(EXERCISE)
From the entries below, work out the number of lines that hold the word "MORTIER", and give that number alone.

[Collection entries]
^^^^

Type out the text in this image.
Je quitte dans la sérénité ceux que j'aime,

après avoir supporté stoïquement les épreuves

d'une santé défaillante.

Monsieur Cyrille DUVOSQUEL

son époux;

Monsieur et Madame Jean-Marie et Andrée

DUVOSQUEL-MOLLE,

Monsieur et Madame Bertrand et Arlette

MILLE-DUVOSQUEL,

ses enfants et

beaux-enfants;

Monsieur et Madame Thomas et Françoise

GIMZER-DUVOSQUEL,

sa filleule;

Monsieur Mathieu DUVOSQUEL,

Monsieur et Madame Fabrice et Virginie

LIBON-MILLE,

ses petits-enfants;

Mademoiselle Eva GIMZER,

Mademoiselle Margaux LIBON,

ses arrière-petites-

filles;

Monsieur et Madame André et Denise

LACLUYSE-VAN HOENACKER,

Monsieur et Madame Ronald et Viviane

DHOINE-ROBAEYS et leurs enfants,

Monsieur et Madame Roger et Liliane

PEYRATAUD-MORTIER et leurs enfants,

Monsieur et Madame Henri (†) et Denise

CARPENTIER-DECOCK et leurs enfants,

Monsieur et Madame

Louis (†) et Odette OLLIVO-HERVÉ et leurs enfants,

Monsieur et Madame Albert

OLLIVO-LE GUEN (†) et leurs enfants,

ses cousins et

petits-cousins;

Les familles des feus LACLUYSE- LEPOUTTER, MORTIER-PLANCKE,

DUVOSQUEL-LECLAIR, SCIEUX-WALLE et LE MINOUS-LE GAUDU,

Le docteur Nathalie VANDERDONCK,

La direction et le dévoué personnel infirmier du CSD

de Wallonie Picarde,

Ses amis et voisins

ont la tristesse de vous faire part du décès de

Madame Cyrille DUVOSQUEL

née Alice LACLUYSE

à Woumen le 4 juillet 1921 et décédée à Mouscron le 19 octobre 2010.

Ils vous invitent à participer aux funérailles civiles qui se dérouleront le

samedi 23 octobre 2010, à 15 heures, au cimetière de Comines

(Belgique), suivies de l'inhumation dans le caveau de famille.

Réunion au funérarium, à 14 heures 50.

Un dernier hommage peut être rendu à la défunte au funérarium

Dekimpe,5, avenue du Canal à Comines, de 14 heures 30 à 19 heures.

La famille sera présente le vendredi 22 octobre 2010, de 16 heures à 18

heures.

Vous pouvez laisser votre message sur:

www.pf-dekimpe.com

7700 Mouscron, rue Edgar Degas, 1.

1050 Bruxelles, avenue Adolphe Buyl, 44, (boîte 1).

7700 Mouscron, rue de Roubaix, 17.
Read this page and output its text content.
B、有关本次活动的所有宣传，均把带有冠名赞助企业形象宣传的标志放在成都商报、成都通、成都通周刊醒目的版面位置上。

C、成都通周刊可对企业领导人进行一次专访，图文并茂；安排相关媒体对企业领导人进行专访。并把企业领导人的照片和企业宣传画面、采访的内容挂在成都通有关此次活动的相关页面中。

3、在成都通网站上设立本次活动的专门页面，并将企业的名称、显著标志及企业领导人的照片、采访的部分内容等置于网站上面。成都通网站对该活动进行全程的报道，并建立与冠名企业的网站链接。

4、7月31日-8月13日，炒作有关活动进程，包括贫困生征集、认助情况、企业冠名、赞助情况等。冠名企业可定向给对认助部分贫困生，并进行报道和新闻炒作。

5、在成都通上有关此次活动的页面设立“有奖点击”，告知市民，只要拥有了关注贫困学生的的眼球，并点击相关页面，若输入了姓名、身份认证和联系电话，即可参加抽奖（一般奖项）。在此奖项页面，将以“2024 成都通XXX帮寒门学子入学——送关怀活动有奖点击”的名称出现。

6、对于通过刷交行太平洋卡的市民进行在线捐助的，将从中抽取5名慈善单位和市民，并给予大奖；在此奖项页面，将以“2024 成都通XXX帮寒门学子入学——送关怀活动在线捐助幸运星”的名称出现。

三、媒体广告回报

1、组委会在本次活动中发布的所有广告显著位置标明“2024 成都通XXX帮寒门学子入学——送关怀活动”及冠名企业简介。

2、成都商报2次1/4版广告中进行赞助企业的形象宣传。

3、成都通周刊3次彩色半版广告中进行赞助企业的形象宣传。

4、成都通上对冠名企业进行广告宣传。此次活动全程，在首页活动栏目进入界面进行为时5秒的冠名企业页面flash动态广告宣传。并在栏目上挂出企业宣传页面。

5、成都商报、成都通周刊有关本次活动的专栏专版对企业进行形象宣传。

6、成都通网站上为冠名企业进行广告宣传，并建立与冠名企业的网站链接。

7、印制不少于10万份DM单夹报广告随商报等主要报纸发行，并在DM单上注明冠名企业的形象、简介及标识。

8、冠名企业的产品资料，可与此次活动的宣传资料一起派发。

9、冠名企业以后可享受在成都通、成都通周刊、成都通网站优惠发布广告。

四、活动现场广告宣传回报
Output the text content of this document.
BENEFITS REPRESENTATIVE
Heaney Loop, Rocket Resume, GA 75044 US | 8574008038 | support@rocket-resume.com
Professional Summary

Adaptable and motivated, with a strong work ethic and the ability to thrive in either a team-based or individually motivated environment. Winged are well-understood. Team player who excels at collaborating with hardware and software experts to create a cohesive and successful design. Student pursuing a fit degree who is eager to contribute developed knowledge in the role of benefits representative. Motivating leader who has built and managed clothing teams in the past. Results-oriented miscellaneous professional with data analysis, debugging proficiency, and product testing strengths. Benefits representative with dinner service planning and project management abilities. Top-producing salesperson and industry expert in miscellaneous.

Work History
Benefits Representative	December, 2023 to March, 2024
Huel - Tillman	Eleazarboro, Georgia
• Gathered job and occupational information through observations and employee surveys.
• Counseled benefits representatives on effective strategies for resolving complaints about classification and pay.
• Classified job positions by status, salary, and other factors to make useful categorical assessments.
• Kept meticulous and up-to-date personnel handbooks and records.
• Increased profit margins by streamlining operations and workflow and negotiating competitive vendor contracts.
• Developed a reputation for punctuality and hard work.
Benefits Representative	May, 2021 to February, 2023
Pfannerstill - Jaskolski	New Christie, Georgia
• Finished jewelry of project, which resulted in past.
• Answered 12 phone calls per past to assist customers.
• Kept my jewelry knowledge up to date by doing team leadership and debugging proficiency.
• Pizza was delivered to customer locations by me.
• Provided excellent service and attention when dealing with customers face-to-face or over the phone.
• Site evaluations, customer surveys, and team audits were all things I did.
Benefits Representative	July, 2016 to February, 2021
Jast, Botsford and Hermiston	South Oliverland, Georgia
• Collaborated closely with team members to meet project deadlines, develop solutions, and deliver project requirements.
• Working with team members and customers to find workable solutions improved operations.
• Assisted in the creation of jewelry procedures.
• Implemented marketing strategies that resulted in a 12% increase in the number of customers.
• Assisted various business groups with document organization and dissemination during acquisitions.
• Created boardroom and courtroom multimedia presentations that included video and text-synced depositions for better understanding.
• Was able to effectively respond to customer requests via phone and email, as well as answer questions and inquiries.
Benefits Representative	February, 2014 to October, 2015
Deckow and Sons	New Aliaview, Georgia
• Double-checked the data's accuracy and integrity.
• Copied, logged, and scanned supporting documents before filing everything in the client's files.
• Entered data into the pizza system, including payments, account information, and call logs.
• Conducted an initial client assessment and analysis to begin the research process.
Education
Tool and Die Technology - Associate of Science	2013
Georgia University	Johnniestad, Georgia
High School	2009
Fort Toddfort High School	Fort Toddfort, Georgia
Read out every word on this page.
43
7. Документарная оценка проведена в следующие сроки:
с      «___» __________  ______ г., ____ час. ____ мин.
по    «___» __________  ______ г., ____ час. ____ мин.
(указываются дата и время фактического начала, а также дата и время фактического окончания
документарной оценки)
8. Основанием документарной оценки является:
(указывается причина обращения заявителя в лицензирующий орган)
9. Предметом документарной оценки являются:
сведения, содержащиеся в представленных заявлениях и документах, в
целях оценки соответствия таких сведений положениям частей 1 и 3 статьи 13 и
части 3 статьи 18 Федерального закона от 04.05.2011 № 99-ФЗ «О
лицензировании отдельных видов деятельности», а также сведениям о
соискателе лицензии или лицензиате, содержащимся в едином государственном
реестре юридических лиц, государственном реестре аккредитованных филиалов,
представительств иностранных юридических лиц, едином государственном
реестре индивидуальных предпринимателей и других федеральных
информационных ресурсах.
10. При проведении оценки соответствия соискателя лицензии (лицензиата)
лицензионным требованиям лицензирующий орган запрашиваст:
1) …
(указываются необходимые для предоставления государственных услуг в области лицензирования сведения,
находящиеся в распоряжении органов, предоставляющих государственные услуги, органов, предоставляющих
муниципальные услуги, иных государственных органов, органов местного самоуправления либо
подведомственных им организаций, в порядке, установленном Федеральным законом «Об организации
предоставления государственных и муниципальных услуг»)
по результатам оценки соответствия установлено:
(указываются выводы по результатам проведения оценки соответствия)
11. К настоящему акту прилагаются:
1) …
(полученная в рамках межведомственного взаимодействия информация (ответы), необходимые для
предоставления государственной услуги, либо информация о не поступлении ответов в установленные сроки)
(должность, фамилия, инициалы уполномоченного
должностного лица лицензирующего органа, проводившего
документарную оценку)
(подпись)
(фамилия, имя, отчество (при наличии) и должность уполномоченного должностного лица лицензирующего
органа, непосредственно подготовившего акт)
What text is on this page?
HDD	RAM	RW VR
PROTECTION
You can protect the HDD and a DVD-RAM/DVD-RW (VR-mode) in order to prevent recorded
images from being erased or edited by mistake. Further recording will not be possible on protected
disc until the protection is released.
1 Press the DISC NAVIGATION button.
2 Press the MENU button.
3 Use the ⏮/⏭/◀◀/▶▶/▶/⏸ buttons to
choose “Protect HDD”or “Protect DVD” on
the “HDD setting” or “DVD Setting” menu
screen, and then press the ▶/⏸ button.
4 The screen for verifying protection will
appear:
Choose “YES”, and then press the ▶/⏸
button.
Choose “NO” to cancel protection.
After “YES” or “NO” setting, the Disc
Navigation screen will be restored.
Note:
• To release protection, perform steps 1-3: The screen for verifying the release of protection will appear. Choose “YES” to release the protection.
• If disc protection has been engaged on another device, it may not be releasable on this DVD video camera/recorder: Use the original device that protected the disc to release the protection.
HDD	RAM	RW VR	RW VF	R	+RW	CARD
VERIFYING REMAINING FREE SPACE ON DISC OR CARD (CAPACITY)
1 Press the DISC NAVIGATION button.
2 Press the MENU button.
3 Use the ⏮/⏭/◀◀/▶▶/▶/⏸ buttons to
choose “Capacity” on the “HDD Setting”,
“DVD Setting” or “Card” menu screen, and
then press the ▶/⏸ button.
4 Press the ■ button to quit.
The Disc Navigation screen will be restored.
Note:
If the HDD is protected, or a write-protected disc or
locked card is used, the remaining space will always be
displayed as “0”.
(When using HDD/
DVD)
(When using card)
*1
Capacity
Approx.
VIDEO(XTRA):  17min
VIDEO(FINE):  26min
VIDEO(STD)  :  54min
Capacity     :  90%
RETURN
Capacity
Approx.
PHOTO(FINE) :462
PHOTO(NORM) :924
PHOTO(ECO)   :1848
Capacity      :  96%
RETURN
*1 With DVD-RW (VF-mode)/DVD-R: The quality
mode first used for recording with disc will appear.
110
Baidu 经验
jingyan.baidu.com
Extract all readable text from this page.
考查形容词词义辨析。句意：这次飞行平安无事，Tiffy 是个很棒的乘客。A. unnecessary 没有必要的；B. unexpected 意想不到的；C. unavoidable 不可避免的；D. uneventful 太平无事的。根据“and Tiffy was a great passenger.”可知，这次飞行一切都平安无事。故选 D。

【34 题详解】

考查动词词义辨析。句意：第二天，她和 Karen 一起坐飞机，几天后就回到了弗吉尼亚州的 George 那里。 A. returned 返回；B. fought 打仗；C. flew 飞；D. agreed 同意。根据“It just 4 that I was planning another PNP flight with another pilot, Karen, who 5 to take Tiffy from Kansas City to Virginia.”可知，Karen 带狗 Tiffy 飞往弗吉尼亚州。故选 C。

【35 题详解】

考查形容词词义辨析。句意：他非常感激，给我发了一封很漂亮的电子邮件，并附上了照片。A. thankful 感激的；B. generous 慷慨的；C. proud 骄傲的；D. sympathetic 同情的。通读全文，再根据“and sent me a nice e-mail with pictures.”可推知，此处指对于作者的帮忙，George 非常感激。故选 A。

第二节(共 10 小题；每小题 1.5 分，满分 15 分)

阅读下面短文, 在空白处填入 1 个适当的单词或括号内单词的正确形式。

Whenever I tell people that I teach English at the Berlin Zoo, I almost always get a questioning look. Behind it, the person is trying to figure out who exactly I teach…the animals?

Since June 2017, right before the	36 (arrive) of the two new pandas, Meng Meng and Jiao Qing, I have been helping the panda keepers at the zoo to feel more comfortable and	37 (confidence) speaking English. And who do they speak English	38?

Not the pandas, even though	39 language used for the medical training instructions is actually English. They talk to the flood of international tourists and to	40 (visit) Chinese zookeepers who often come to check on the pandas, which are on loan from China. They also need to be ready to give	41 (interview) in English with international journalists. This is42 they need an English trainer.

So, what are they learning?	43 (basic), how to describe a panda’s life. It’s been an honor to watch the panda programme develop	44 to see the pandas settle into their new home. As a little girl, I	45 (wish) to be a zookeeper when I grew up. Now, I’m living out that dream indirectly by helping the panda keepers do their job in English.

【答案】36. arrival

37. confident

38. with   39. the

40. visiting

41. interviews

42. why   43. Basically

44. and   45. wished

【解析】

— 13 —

^^^^

(CORRECT RESULT)
2